= Required work =
Count how many lines of the material contain the string "Hoof", then give that number and nothing more.

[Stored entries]

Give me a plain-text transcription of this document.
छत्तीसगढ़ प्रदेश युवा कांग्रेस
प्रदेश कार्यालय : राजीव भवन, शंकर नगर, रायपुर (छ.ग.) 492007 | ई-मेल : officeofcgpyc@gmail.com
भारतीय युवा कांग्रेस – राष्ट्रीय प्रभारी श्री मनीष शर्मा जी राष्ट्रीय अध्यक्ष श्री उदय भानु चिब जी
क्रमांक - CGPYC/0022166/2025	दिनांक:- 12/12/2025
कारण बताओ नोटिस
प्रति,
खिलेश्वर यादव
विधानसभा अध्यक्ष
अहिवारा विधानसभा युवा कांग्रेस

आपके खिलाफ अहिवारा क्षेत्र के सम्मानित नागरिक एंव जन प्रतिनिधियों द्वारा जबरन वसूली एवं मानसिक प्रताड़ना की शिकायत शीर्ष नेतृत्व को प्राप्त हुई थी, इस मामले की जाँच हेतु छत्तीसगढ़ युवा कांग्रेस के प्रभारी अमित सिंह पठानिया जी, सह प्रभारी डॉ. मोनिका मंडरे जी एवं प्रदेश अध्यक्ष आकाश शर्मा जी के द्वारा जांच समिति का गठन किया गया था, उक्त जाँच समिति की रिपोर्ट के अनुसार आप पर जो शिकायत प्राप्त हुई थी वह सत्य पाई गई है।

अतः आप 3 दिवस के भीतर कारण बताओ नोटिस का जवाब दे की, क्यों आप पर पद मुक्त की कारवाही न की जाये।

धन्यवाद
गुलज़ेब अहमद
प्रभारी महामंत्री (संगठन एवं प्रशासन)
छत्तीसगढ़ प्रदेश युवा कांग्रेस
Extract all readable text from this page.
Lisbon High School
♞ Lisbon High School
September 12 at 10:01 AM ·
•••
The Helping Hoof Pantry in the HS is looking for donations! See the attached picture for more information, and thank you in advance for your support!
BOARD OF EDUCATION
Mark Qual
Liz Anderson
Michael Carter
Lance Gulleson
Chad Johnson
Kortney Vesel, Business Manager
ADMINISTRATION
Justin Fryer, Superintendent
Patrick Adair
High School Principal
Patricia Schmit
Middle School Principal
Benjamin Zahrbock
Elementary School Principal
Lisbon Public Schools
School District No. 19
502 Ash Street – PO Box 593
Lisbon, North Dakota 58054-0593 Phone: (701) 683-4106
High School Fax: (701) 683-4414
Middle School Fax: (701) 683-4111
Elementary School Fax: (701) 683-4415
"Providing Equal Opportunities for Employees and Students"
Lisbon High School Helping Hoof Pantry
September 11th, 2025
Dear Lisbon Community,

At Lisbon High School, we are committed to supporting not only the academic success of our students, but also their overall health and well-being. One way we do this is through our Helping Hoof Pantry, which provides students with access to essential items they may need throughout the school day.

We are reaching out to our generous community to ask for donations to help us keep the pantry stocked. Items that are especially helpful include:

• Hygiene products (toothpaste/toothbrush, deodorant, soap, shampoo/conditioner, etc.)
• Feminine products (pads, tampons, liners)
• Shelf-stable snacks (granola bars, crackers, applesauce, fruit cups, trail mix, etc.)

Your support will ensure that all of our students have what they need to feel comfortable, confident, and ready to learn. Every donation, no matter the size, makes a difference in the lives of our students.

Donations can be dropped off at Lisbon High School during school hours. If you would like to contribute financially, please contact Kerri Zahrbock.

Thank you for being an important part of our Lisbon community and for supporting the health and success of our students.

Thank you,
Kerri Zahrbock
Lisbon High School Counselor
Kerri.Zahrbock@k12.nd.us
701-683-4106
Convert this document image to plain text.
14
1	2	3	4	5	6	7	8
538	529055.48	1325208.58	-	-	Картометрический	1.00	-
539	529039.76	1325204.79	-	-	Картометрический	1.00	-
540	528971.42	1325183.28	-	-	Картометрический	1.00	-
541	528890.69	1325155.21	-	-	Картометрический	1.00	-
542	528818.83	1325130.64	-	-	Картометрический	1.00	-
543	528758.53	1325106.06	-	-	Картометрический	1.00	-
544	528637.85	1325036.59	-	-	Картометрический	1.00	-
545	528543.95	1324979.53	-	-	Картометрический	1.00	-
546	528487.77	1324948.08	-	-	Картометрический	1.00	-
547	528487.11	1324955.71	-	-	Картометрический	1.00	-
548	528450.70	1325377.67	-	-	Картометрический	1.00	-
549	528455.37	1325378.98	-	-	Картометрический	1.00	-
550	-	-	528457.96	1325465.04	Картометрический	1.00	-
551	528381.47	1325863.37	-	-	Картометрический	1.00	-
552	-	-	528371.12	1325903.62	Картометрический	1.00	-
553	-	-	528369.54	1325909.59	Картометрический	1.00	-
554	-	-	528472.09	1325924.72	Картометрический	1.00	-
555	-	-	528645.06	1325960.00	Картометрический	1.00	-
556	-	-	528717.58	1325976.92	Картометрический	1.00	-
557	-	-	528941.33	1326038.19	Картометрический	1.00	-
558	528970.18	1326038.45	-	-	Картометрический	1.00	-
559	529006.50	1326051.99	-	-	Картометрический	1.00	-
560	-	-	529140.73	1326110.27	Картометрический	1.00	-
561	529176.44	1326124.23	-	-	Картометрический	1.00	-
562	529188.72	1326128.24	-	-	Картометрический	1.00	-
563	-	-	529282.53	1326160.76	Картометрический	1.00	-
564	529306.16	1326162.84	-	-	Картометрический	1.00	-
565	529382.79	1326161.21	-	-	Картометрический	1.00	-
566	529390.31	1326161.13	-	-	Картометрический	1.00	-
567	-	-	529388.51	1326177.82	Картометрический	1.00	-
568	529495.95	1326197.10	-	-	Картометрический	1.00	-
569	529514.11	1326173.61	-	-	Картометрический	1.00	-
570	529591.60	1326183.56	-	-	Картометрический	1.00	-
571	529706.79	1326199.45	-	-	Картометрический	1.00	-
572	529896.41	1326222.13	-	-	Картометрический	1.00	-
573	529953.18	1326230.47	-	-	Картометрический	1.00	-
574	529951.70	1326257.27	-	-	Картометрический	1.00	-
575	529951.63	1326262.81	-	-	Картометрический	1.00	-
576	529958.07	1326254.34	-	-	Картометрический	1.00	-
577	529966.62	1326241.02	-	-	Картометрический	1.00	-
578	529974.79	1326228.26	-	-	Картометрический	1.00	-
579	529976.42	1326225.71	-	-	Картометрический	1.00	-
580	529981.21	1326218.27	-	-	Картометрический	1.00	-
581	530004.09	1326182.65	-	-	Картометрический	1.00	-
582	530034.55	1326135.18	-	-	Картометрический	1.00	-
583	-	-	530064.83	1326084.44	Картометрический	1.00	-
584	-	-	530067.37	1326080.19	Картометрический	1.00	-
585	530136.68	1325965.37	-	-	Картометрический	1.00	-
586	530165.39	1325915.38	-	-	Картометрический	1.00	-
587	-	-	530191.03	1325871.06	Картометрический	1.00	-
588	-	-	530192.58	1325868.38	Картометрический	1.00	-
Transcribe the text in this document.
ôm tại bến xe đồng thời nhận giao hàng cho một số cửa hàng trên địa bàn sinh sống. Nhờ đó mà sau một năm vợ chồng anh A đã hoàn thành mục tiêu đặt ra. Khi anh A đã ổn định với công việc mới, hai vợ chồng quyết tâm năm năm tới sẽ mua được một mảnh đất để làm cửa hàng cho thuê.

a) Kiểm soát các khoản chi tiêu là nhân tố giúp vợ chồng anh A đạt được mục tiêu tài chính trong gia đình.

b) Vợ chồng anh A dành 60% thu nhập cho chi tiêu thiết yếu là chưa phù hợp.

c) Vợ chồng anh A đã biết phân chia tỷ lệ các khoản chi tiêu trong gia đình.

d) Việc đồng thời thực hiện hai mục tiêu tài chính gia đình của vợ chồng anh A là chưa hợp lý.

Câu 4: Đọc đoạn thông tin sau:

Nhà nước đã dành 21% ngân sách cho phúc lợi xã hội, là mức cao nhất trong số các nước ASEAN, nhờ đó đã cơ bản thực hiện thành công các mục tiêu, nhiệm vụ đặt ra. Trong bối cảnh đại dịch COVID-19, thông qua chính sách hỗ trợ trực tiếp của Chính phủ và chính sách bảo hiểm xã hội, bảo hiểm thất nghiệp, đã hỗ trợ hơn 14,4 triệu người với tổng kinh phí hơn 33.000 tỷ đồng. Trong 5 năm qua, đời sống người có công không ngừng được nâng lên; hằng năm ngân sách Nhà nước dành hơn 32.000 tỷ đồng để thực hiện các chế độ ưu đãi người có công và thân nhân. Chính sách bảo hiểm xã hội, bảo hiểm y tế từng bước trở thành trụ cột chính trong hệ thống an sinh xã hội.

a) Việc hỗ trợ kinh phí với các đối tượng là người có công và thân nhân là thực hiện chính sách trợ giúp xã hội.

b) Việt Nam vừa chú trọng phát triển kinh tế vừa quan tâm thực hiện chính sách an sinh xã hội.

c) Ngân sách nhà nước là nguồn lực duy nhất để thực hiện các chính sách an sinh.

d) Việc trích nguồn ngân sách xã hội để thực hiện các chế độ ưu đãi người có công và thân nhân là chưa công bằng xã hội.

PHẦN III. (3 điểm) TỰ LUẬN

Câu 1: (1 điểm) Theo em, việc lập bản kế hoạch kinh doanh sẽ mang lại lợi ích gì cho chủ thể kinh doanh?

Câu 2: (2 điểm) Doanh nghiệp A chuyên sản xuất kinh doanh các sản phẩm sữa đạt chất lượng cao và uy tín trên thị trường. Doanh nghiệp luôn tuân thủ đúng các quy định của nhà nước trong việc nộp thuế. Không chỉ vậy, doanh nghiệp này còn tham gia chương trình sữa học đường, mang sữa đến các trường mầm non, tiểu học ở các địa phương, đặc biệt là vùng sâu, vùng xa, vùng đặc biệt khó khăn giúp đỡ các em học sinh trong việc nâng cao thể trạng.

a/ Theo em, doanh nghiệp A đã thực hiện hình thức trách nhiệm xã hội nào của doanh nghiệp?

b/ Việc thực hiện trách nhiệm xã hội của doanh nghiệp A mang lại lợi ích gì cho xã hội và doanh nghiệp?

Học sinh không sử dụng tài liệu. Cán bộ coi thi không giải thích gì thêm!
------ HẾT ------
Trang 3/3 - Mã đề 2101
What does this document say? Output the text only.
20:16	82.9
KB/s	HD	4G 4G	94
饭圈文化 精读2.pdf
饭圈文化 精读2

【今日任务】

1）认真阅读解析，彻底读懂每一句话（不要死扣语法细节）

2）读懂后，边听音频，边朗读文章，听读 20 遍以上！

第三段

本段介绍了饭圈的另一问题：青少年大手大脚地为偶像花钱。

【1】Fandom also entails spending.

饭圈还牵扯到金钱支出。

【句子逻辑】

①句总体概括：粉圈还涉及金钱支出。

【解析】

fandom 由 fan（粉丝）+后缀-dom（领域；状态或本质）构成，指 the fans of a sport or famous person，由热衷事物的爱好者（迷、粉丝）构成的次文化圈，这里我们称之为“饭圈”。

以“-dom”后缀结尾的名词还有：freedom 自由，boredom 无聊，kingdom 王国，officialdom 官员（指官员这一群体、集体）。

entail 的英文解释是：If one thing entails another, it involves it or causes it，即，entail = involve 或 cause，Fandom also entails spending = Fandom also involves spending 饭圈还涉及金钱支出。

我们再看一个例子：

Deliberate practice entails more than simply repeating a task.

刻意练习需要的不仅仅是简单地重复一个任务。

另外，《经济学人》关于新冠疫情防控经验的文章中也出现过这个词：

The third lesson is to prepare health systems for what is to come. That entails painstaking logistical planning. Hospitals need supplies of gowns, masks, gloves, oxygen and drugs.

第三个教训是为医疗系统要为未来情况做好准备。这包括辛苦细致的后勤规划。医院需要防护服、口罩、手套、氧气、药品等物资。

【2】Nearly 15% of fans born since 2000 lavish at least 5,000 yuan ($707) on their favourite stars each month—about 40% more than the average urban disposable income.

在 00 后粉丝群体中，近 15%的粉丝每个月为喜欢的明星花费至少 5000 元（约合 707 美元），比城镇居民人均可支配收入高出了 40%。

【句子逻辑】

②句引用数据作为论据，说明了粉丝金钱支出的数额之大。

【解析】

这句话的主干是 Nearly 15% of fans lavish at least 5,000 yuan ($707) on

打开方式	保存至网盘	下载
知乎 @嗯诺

= Output of the task =
3